WHAT IS EXPECTED:
How many lines in the entries below include the string "type"? Answer with the number only.

TASK INPUTS:

- - -

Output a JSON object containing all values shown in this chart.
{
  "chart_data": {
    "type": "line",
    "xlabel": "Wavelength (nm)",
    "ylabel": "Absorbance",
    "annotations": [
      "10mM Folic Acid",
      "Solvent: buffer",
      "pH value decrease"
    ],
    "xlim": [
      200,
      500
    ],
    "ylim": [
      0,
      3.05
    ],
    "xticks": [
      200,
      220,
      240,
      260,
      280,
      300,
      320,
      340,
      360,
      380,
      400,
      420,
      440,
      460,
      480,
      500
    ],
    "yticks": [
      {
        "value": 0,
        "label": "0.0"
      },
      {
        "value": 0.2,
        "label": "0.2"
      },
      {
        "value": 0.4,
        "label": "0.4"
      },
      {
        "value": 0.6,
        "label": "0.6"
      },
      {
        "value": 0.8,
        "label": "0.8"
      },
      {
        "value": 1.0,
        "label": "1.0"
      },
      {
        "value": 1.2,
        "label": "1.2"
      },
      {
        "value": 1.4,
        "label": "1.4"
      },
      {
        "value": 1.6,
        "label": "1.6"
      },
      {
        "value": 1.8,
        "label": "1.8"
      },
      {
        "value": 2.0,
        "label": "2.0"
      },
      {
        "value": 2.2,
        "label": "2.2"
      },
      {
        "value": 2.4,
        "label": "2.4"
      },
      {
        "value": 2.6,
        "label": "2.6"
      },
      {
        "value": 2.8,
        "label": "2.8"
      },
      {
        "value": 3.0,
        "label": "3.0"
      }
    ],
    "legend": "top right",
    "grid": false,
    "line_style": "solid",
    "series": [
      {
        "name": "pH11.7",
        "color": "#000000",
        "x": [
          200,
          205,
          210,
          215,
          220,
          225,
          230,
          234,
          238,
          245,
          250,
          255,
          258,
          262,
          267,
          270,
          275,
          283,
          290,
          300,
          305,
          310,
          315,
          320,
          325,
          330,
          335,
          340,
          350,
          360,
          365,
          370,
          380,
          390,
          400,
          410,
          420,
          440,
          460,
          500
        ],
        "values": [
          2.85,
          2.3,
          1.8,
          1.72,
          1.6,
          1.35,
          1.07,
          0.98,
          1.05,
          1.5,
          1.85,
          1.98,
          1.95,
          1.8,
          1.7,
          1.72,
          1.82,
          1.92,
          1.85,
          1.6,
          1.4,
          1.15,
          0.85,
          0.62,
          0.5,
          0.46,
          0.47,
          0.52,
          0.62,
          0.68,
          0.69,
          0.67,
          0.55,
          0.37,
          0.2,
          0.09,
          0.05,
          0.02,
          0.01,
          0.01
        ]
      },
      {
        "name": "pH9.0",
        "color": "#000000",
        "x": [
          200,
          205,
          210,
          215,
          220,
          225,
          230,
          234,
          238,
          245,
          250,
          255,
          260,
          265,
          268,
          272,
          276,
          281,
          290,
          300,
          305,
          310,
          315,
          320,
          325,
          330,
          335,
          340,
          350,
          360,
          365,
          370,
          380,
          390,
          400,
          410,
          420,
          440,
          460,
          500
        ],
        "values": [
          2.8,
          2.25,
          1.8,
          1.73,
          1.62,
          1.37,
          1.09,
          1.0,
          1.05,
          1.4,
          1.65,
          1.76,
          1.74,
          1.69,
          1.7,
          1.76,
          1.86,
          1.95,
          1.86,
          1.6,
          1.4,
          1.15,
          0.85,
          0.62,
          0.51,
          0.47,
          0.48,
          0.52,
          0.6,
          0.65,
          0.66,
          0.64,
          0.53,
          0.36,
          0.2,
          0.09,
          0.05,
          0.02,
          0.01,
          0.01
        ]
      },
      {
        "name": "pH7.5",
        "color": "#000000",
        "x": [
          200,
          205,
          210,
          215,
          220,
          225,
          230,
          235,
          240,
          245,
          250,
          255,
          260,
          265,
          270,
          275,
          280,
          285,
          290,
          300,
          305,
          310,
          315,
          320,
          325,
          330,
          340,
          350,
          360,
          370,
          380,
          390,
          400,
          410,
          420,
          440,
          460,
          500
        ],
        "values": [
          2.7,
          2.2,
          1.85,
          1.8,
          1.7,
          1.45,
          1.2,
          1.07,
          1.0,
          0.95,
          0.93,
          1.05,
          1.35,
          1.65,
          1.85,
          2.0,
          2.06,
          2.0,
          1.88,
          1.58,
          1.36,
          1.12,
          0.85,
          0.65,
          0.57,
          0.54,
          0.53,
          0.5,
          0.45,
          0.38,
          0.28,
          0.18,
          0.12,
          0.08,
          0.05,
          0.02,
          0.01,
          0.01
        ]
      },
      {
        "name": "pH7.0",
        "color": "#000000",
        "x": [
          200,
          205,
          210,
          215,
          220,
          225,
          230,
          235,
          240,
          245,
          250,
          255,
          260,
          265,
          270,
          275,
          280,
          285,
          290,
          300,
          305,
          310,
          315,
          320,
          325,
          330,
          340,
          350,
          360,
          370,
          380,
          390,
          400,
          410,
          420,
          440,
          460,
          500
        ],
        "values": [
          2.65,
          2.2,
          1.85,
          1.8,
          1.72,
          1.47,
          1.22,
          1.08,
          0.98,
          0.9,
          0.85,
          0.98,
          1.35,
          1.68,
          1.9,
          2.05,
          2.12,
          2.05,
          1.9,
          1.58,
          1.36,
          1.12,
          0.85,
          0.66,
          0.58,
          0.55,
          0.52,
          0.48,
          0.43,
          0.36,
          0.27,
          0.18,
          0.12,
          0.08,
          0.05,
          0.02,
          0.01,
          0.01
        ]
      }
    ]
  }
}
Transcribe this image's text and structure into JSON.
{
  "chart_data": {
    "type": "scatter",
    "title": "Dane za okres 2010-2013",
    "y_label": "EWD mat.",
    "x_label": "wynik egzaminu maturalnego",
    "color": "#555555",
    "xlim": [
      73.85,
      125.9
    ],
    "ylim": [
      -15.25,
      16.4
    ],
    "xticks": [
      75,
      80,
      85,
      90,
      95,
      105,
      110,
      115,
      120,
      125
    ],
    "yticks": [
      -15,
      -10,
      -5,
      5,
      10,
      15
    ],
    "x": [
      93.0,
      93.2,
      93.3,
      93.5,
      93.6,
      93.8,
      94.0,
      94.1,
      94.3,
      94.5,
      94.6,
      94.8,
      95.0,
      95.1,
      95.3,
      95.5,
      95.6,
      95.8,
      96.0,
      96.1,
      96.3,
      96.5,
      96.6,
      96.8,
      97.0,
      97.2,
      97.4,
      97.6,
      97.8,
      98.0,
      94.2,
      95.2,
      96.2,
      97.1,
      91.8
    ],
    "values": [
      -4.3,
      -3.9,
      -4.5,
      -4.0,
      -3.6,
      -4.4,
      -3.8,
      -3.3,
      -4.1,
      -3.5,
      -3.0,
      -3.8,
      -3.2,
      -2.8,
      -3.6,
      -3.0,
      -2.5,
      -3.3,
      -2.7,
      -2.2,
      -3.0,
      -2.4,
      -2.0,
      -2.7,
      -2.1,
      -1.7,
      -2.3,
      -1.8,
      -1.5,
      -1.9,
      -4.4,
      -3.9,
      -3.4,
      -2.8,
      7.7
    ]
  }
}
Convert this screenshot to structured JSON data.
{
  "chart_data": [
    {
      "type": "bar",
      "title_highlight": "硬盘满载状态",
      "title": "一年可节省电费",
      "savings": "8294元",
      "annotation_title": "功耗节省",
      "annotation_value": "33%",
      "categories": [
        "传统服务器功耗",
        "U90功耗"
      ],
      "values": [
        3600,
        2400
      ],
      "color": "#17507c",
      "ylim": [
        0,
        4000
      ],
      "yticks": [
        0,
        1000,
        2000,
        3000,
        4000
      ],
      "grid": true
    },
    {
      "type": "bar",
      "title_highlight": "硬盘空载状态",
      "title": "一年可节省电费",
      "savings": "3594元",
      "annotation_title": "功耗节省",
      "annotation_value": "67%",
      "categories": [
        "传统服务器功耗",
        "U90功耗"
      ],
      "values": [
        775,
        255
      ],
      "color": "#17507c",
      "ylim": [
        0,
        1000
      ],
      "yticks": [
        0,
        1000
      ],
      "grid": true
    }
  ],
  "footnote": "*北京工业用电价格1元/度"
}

- - -

CORRECT ANSWER:
4